§ WORK REQUIRED
Copy the entries word for word, starting at the first line and ending at the line that contains "empty-plane-icon[interactable] (569, 222, 613, 241)", with both of those lines included.

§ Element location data
_ _ _

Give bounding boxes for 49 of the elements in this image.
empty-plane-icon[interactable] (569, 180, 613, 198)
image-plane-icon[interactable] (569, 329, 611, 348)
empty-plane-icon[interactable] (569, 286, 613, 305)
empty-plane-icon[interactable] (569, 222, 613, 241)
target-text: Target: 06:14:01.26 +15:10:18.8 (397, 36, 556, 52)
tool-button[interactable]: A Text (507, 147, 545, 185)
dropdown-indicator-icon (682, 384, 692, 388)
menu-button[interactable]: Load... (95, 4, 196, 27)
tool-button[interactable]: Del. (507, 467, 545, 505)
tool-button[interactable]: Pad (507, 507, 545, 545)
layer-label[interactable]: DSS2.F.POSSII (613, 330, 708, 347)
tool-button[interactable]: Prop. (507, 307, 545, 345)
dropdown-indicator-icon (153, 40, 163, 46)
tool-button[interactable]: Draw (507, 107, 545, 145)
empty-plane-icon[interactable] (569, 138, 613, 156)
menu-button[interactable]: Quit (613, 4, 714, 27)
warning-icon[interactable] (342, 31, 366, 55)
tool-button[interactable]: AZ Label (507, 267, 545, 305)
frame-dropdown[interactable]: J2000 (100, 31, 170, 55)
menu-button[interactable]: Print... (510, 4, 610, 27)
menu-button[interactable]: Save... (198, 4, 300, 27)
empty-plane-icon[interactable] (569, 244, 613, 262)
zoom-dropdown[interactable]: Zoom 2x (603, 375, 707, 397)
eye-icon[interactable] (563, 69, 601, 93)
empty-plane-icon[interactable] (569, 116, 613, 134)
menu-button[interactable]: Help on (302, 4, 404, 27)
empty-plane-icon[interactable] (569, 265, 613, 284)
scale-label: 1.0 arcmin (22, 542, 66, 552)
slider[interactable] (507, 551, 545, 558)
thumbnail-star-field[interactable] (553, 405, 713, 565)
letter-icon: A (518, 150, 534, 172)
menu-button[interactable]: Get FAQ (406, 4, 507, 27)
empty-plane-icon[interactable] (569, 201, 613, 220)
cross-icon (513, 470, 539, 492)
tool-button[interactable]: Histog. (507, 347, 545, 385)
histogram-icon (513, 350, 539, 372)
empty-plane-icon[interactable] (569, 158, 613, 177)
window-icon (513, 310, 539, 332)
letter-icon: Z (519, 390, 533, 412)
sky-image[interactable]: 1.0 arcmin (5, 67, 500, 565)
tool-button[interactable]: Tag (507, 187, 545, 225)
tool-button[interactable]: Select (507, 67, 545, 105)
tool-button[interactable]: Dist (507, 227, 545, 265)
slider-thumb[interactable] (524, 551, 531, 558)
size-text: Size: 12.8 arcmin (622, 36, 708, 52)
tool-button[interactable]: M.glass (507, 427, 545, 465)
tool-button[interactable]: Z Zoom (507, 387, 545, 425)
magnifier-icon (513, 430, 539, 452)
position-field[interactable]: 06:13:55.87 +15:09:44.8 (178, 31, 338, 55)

_ _ _

§ RESULT BELOW
Give bounding boxes for 49 of the elements in this image.
empty-plane-icon[interactable] (569, 180, 613, 198)
image-plane-icon[interactable] (569, 329, 611, 348)
empty-plane-icon[interactable] (569, 286, 613, 305)
empty-plane-icon[interactable] (569, 222, 613, 241)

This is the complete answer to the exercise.